• _Required task 1_:
Please edit the passage on hyperspectral super-resolution, everything from "In summary, the" down to "spatial SR of other HSIs acquired by the same sensor.", so that "spectral distortion" reads "spectral degradation".

• _Document extract_:
Recently, CNN has also been attempted to the SR of HSIs in the spectral dimension [
47], demonstrating the feasibility and superiority of convolution to spectral dimension. Therefore, in order to alleviate spectral distortion by extending existing CNN based SR algorithms to HSIs, effectively utilizing both spatial context and spectral discrimination is of crucial importance. Such integration of spatial context and spectral discrimination has been demonstrated to be of great superiority in many hyperspectral applications, e.g., noise removal [
48,
49], classification [
50,
51], and SR [
52]. In CNN based hyperspectral applications, Makantasis et al. integrated spatial-spectral information into CNN using a randomized principal component analysis (RPCA) [
53]. However, the spatial-spectral features fed to CNN using RPCA cannot be directly extended for SR applications due to information loss. The 3D convolution has been demonstrated to be very effective to explore volumetric data [
54,
55,
56,
57] and successfully applied to HSIs to explore both spatial context and spectral discrimination for classification [
58]. Therefore, in order to explore both spatial context and spectral discrimination for spatial SR of HSIs, a three-dimensional full CNN (3D-FCNN) framework is proposed. Specifically, the 3D convolution operation is used to explore both spatial context between neighboring pixels and spectral correlation in adjacent band images so that spectral distortion is alleviated. In order to avoid the requirement of a large amount of labelled samples to train such a 3D-FCNN, a sensor-specific manner is designed such that the 3D-FCNN trained on a certain HSI can be directly applied for the SR of other HSIs acquired by the same sensor. Finally, extensive experiments on four HSIs acquired by two well-known hyperspectral sensors, namely HYDICE and ROSIS sensors, are carried out to demonstrate the effectiveness of the proposed algorithms for spatial SR of HSIs.
In summary, the main contributions of this work can be summarized as follows:
- (1)
A 3D-FCNN architecture is designed to directly learn an end-to-end mapping between low spatial-resolution and high spatial-resolution HSIs. Specifically, a 3D convolution operation is designed to explore both the spatial context between neighboring pixels and the spectral correlation in adjacent band images so that the spectral distortion is alleviated.
- (2)
A sensor-specific manner is designed for the proposed 3D-FCNN to avoid the requirement of a large amount of training samples from the target scene, such that a well-trained 3D-FCNN model from an HSI can be directly applied for spatial SR of other HSIs acquired by the same sensor.

• _Input material_:
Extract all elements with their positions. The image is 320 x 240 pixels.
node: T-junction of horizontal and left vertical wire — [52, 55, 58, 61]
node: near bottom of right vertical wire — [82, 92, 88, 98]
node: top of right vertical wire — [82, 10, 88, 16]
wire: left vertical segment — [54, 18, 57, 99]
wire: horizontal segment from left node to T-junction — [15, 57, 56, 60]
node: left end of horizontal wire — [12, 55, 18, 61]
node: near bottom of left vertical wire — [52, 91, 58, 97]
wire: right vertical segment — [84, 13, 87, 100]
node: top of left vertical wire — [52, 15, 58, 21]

• _Required task 2_:
List every line of the entries that contains the string "node", matching case exactly.

• _Exercise answer 1_:
In summary, the main contributions of this work can be summarized as follows:
- (1)
A 3D-FCNN architecture is designed to directly learn an end-to-end mapping between low spatial-resolution and high spatial-resolution HSIs. Specifically, a 3D convolution operation is designed to explore both the spatial context between neighboring pixels and the spectral correlation in adjacent band images so that the spectral degradation is alleviated.
- (2)
A sensor-specific manner is designed for the proposed 3D-FCNN to avoid the requirement of a large amount of training samples from the target scene, such that a well-trained 3D-FCNN model from an HSI can be directly applied for spatial SR of other HSIs acquired by the same sensor.

• _Exercise answer 2_:
node: T-junction of horizontal and left vertical wire — [52, 55, 58, 61]
node: near bottom of right vertical wire — [82, 92, 88, 98]
node: top of right vertical wire — [82, 10, 88, 16]
wire: horizontal segment from left node to T-junction — [15, 57, 56, 60]
node: left end of horizontal wire — [12, 55, 18, 61]
node: near bottom of left vertical wire — [52, 91, 58, 97]
node: top of left vertical wire — [52, 15, 58, 21]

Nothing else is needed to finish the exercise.